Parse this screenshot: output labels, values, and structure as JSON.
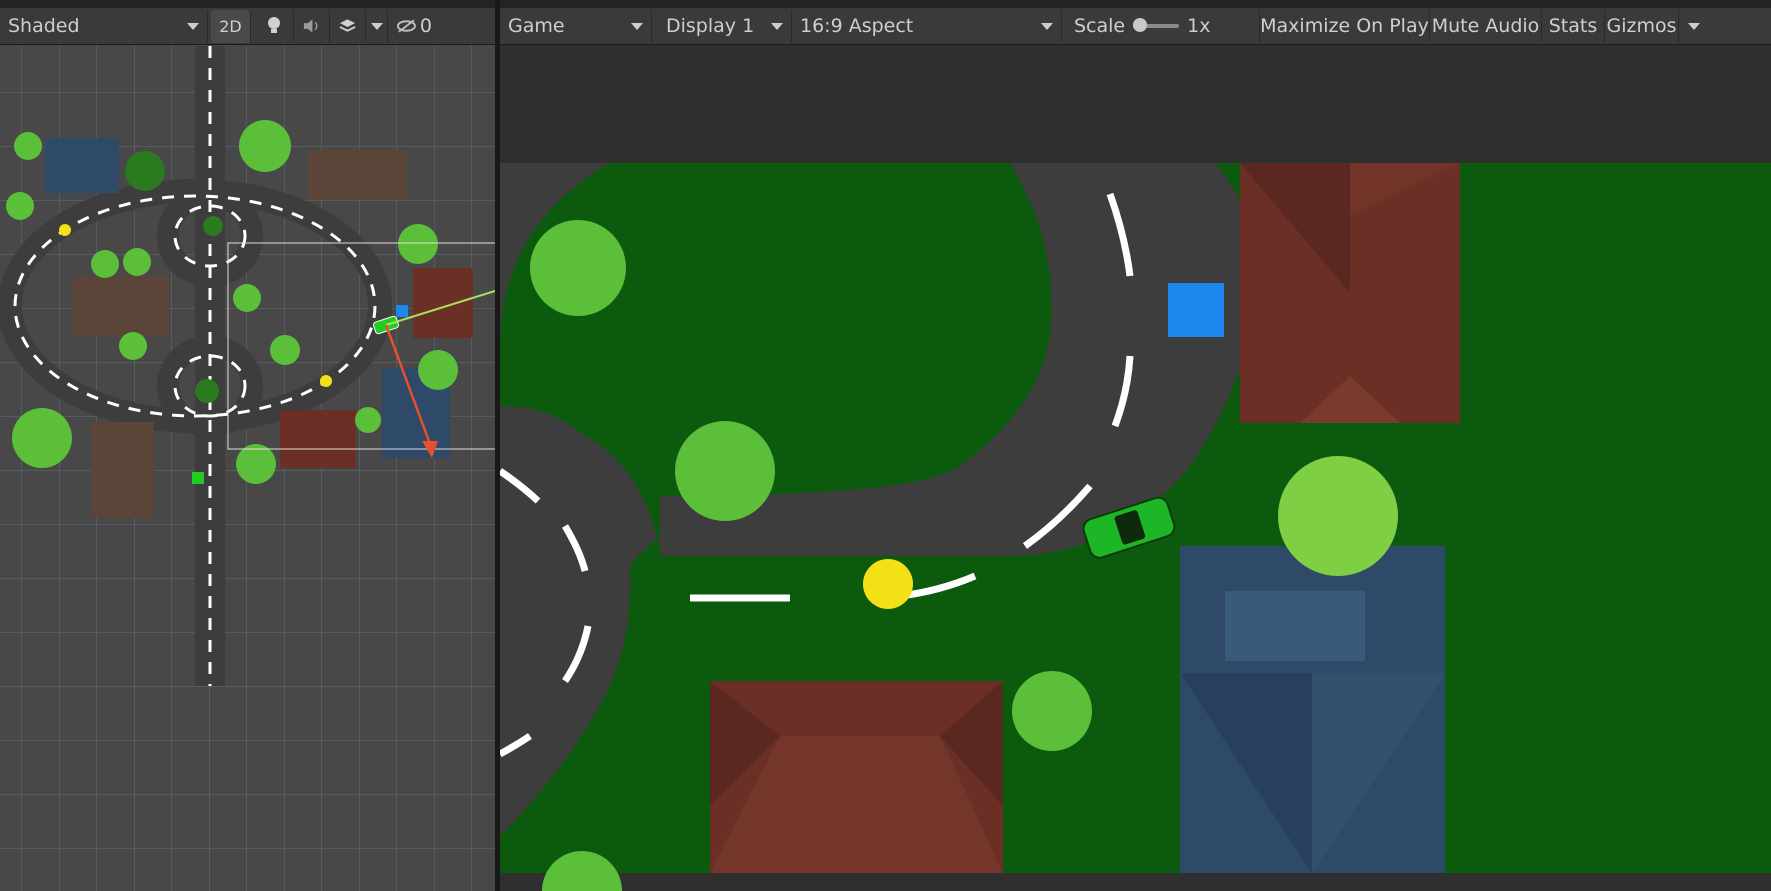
{
  "scene": {
    "shading_mode": "Shaded",
    "mode_2d_label": "2D",
    "hidden_count": "0"
  },
  "game": {
    "tab_label": "Game",
    "display_label": "Display 1",
    "aspect_label": "16:9 Aspect",
    "scale_label": "Scale",
    "scale_value": "1x",
    "maximize_label": "Maximize On Play",
    "mute_label": "Mute Audio",
    "stats_label": "Stats",
    "gizmos_label": "Gizmos"
  },
  "icons": [
    "lightbulb-icon",
    "speaker-icon",
    "layers-icon",
    "visibility-off-icon",
    "chevron-down-icon"
  ],
  "colors": {
    "editor_bg": "#3a3a3a",
    "scene_grid": "#484848",
    "grass": "#0c5a0d",
    "road": "#3d3d3d",
    "house_red": "#6b2f25",
    "house_blue": "#2f4a68",
    "car": "#1db626",
    "coin": "#f3e115",
    "checkpoint": "#1e87ee"
  }
}
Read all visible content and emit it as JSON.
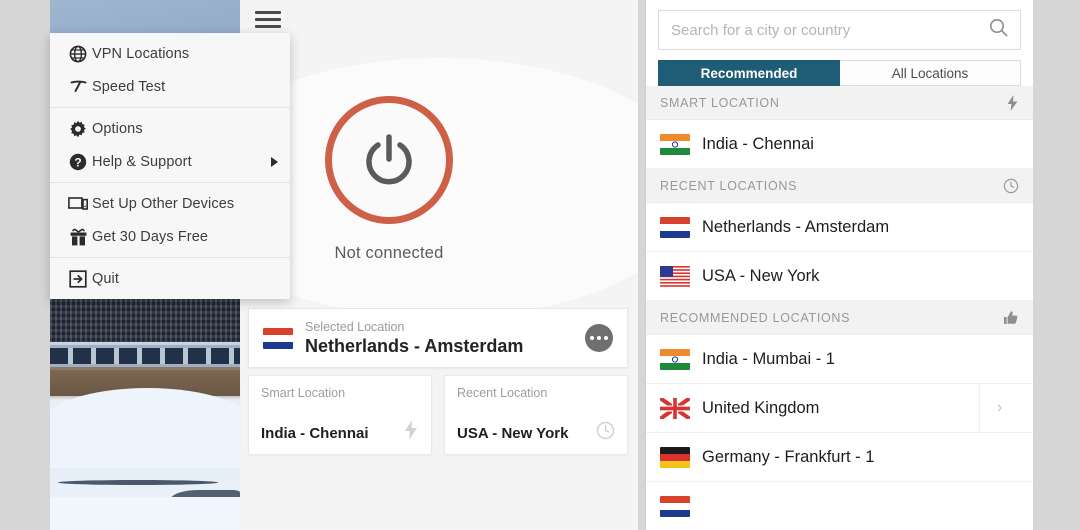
{
  "app": {
    "menu_button": "hamburger-menu",
    "status_text": "Not connected",
    "power_icon": "power-icon"
  },
  "menu": {
    "groups": [
      {
        "items": [
          {
            "icon": "globe-icon",
            "label": "VPN Locations",
            "submenu": false
          },
          {
            "icon": "speedometer-icon",
            "label": "Speed Test",
            "submenu": false
          }
        ]
      },
      {
        "items": [
          {
            "icon": "gear-icon",
            "label": "Options",
            "submenu": false
          },
          {
            "icon": "help-circle-icon",
            "label": "Help & Support",
            "submenu": true
          }
        ]
      },
      {
        "items": [
          {
            "icon": "devices-icon",
            "label": "Set Up Other Devices",
            "submenu": false
          },
          {
            "icon": "gift-icon",
            "label": "Get 30 Days Free",
            "submenu": false
          }
        ]
      },
      {
        "items": [
          {
            "icon": "exit-icon",
            "label": "Quit",
            "submenu": false
          }
        ]
      }
    ]
  },
  "selected_location": {
    "label": "Selected Location",
    "value": "Netherlands - Amsterdam",
    "flag": "netherlands-flag",
    "more_button": "more-options-button"
  },
  "mini_cards": [
    {
      "label": "Smart Location",
      "value": "India - Chennai",
      "icon": "lightning-icon"
    },
    {
      "label": "Recent Location",
      "value": "USA - New York",
      "icon": "clock-icon"
    }
  ],
  "locations_panel": {
    "search": {
      "placeholder": "Search for a city or country",
      "value": "",
      "icon": "search-icon"
    },
    "tabs": [
      {
        "label": "Recommended",
        "active": true
      },
      {
        "label": "All Locations",
        "active": false
      }
    ],
    "sections": [
      {
        "title": "SMART LOCATION",
        "icon": "lightning-icon",
        "rows": [
          {
            "name": "India - Chennai",
            "flag": "india-flag",
            "chevron": false
          }
        ]
      },
      {
        "title": "RECENT LOCATIONS",
        "icon": "clock-icon",
        "rows": [
          {
            "name": "Netherlands - Amsterdam",
            "flag": "netherlands-flag",
            "chevron": false
          },
          {
            "name": "USA - New York",
            "flag": "usa-flag",
            "chevron": false
          }
        ]
      },
      {
        "title": "RECOMMENDED LOCATIONS",
        "icon": "thumbs-up-icon",
        "rows": [
          {
            "name": "India - Mumbai - 1",
            "flag": "india-flag",
            "chevron": false
          },
          {
            "name": "United Kingdom",
            "flag": "uk-flag",
            "chevron": true
          },
          {
            "name": "Germany - Frankfurt - 1",
            "flag": "germany-flag",
            "chevron": false
          },
          {
            "name": "",
            "flag": "netherlands-flag",
            "chevron": false
          }
        ]
      }
    ]
  },
  "colors": {
    "accent_power_ring": "#cd6047",
    "tab_active": "#1f5c75",
    "window_bg": "#f2f2f2",
    "page_bg": "#d6d6d6"
  }
}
----
## What is being asked
Sift the material for lines with the string "lightning". Copy each one found.

## Written response
      "icon": "lightning-icon"
        "icon": "lightning-icon",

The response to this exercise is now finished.